The answer is one number: how many lines in the data below hold "content".
[start Material for this task]
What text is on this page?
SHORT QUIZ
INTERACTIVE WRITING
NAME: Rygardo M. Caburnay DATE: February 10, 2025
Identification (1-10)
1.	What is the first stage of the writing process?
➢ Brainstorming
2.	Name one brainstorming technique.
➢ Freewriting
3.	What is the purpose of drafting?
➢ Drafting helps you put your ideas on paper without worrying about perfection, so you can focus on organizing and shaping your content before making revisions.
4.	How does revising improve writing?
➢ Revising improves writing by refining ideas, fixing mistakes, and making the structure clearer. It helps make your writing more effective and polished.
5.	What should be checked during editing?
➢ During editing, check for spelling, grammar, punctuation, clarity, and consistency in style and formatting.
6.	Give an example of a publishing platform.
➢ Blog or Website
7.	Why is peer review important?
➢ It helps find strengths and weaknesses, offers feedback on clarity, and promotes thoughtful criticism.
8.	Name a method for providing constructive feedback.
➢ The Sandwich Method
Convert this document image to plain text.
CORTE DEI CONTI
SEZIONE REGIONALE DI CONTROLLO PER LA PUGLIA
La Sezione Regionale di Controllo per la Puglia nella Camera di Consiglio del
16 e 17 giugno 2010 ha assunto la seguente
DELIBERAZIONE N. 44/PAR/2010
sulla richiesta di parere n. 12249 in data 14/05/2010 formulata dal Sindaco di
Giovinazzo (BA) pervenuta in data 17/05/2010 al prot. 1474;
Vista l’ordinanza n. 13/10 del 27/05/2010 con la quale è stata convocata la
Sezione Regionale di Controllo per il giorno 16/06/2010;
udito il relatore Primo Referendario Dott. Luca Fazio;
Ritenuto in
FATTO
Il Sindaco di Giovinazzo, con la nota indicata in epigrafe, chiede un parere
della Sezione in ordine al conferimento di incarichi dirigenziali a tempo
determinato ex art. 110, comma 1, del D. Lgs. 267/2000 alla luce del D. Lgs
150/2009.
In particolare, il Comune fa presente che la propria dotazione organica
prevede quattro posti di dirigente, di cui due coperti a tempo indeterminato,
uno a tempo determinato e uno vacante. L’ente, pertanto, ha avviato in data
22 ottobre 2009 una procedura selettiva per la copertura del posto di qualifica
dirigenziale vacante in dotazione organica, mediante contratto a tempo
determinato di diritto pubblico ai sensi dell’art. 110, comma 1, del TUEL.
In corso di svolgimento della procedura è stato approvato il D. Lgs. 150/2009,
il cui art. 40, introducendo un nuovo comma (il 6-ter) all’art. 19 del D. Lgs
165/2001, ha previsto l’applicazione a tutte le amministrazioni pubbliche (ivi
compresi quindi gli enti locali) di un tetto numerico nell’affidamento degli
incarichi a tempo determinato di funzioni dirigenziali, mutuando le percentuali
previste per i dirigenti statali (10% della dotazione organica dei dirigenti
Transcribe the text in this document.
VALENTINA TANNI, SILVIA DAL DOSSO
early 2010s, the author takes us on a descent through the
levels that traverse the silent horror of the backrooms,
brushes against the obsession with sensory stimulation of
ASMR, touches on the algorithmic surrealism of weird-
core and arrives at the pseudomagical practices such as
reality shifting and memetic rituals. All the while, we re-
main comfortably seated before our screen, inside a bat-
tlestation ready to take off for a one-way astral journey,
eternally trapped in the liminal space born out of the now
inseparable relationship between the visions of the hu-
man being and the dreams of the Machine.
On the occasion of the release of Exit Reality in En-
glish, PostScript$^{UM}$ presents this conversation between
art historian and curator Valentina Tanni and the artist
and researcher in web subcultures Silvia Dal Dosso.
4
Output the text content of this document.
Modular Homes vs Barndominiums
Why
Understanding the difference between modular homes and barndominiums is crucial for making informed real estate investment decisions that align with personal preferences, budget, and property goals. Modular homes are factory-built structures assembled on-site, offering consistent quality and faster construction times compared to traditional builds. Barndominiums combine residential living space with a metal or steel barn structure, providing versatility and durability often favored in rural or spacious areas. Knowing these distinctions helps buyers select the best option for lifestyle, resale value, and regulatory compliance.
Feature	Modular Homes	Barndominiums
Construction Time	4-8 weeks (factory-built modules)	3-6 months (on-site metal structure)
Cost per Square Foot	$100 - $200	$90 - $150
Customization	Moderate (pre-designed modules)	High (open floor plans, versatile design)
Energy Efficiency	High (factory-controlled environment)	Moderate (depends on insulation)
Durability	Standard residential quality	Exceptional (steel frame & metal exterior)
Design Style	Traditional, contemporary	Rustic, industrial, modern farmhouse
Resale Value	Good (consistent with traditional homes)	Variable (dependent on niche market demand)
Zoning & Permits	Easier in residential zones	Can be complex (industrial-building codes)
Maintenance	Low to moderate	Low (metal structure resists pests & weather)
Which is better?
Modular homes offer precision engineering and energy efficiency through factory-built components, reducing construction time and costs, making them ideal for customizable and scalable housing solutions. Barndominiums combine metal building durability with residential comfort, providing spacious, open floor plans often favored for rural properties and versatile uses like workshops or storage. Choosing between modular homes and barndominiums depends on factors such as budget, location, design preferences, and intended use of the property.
[end Material for this task]
* Solution to this task *
2